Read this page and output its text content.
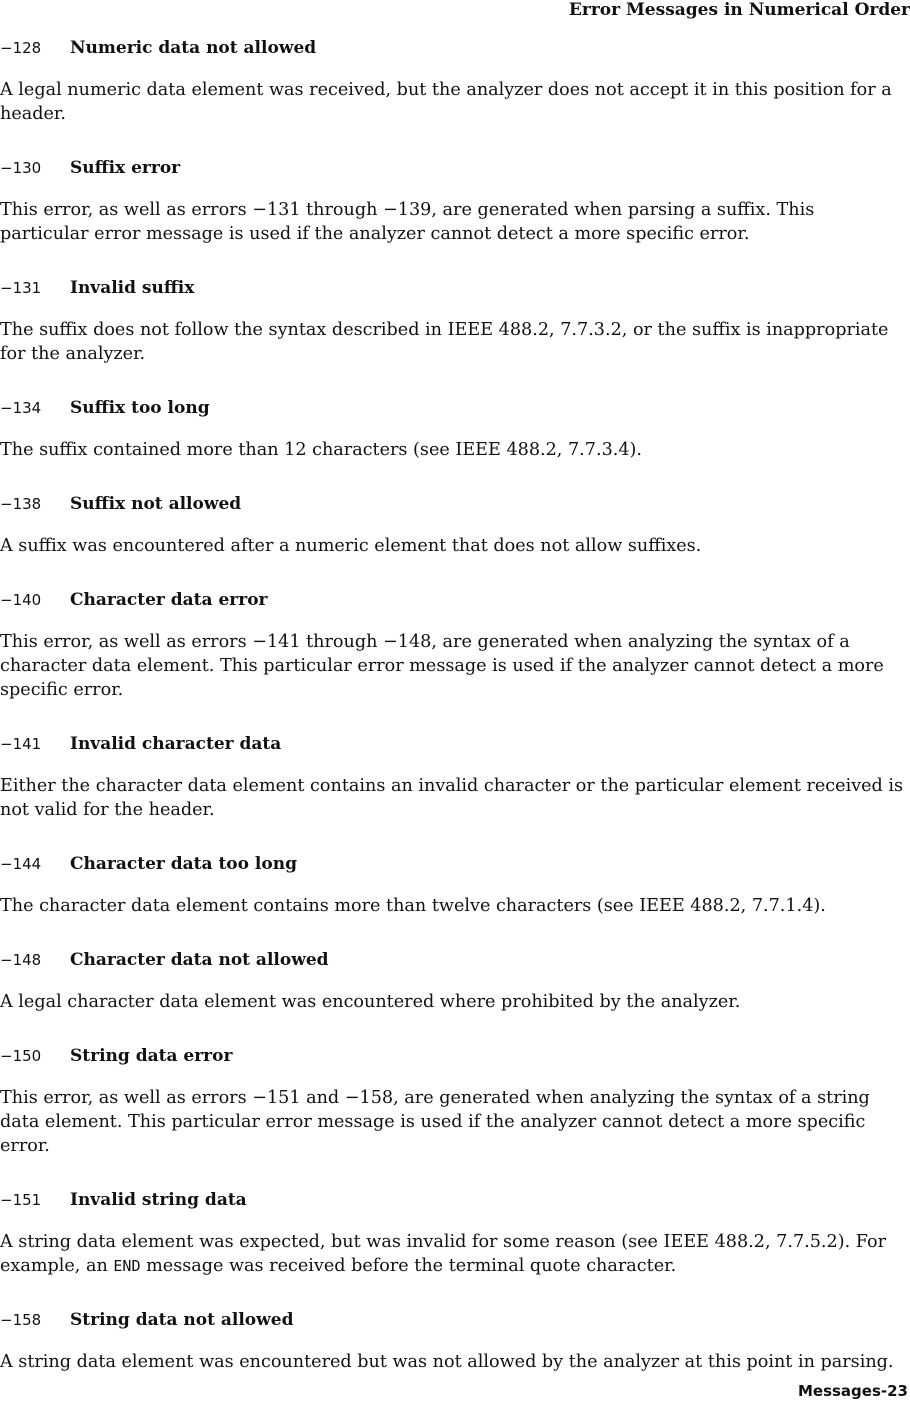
Error Messages in Numerical Order
−128	Numeric data not allowed

A legal numeric data element was received, but the analyzer does not accept it in this position for a header.

−130	Suffix error

This error, as well as errors −131 through −139, are generated when parsing a suffix. This particular error message is used if the analyzer cannot detect a more specific error.

−131	Invalid suffix

The suffix does not follow the syntax described in IEEE 488.2, 7.7.3.2, or the suffix is inappropriate for the analyzer.

−134	Suffix too long

The suffix contained more than 12 characters (see IEEE 488.2, 7.7.3.4).

−138	Suffix not allowed

A suffix was encountered after a numeric element that does not allow suffixes.

−140	Character data error

This error, as well as errors −141 through −148, are generated when analyzing the syntax of a character data element. This particular error message is used if the analyzer cannot detect a more specific error.

−141	Invalid character data

Either the character data element contains an invalid character or the particular element received is not valid for the header.

−144	Character data too long

The character data element contains more than twelve characters (see IEEE 488.2, 7.7.1.4).

−148	Character data not allowed

A legal character data element was encountered where prohibited by the analyzer.

−150	String data error

This error, as well as errors −151 and −158, are generated when analyzing the syntax of a string data element. This particular error message is used if the analyzer cannot detect a more specific error.

−151	Invalid string data

A string data element was expected, but was invalid for some reason (see IEEE 488.2, 7.7.5.2). For example, an END message was received before the terminal quote character.

−158	String data not allowed

A string data element was encountered but was not allowed by the analyzer at this point in parsing.

Messages-23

** Prompt **
Give solely the number of lines in the data that contain the string "when".

** Solution to this problem **
3